Objective A:
Please set down the records word for word, starting with their very first line and going on through the line with "498, 655, 560]", including both of those lines.

━━━━━ Document passage

SparkFun Forums

[jonathan.slenders]

Hi all,

Currently I'm working on a hobby project where I'm trying to build an accellerometer, xbee, 8 RGB leds, and li-po cell into a juggling ball.
With a lot of creativity, I want to get some special light effects, by using the accellero data. We know when a juggling ball is in the air when there's no gravity measured.

I really have a lot of ideas, but one for which I've already written the code and works, is this one:
- Suppose you have a good juggler who's able to throw every ball the same height. Then, on every throw, the balls go invisible up. And they fade in blue when they are going down. At the catch they light up white, a computer speaker sounds "splatch", and the ball turns invisible again. Now image this effect with three or four balls, or even several jugglers, stereo effects, etc...
It's like simulating a "rain" effect.

The PCB design and schematics are almost ready, the only question I still have is which xbee fits the best.

- How would the movement of a balls impact the reception of the Xbee. I know there is a doppler-effect, but after all, the balls are not moving extremely fast, just the earths gravity on a maximum of 3 or 4 meter height.
- How does the rotation of the balls impact the reception. What if an Xbee is caught upside-down?
- Which series (1 or 2) should I choose? I think this is point-to-multipoint or broadcast. (one computer with usb-attached xbee, and maybe 14 juggling balls all having their own xbee.)
- Do you think the 1mW is sufficient? It's mainly for indoor juggling. Take an average podium/stage size (5x5 meters), and the computer which controls everything at the edge.
- Is the chip antenna okay?
- Does a 60mW xbee for the computer, in broadcast mode, cause better reception, even if the balls itself have only a 1mW xbee?


And a second question:
- Does anyone here have experience with trilateration, for determining the position using Xbee signal strength. It'd be great if we can have the balls light up blue for one juggler, red for the other, and when they are passing balls, they change to their own color. (I wanted to use an RFID reader for this first, but it turned out to be rather expensive...)


Thanks for any help. If I were to build only 1 ball, I'd take a pro-version, but for this much juggling balls, I hope the 1mW is sufficient, and saves the battery.


Jonathan

[mechG]

Just curious - have you tested this yet? When in free-fall, how do you tell if the ball is going up, versus going down, if there is no gravity measured?

━━━━━━━━━━
━━━━━ Input material

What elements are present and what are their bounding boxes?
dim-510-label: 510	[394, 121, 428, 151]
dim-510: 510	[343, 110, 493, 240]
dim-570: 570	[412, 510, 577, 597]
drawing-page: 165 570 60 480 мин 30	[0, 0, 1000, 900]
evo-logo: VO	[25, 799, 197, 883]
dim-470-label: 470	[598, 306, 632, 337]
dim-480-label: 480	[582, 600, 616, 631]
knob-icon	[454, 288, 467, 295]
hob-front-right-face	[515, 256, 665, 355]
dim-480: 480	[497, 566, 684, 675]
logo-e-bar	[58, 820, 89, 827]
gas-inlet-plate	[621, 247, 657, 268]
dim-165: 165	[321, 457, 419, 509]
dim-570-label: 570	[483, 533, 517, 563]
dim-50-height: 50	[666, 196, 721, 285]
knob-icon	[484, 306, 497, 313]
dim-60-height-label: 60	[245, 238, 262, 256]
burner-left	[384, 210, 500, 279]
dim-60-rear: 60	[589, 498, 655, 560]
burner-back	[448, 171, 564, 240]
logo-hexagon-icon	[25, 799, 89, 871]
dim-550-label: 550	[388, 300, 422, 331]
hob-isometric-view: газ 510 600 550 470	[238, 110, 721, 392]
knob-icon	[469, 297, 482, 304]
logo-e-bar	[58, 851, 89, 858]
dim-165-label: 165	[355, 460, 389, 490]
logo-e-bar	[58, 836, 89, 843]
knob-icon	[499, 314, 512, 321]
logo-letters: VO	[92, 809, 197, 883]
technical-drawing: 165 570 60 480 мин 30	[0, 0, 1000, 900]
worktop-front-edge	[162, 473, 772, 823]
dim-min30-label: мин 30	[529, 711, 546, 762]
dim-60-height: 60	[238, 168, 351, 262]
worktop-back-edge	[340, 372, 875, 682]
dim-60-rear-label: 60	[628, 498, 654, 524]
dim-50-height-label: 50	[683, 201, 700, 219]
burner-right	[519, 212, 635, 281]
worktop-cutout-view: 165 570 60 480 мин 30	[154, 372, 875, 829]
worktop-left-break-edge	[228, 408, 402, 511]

━━━━━━━━━━

Objective B:
From the forum thread on XBee juggling balls, extract the passage starting with "The PCB design" and going on through "4 meter height.", keeping every word unchanged.

Full solution A:
What elements are present and what are their bounding boxes?
dim-510-label: 510	[394, 121, 428, 151]
dim-510: 510	[343, 110, 493, 240]
dim-570: 570	[412, 510, 577, 597]
drawing-page: 165 570 60 480 мин 30	[0, 0, 1000, 900]
evo-logo: VO	[25, 799, 197, 883]
dim-470-label: 470	[598, 306, 632, 337]
dim-480-label: 480	[582, 600, 616, 631]
knob-icon	[454, 288, 467, 295]
hob-front-right-face	[515, 256, 665, 355]
dim-480: 480	[497, 566, 684, 675]
logo-e-bar	[58, 820, 89, 827]
gas-inlet-plate	[621, 247, 657, 268]
dim-165: 165	[321, 457, 419, 509]
dim-570-label: 570	[483, 533, 517, 563]
dim-50-height: 50	[666, 196, 721, 285]
knob-icon	[484, 306, 497, 313]
dim-60-height-label: 60	[245, 238, 262, 256]
burner-left	[384, 210, 500, 279]
dim-60-rear: 60	[589, 498, 655, 560]

Full solution B:
The PCB design and schematics are almost ready, the only question I still have is which xbee fits the best.

- How would the movement of a balls impact the reception of the Xbee. I know there is a doppler-effect, but after all, the balls are not moving extremely fast, just the earths gravity on a maximum of 3 or 4 meter height.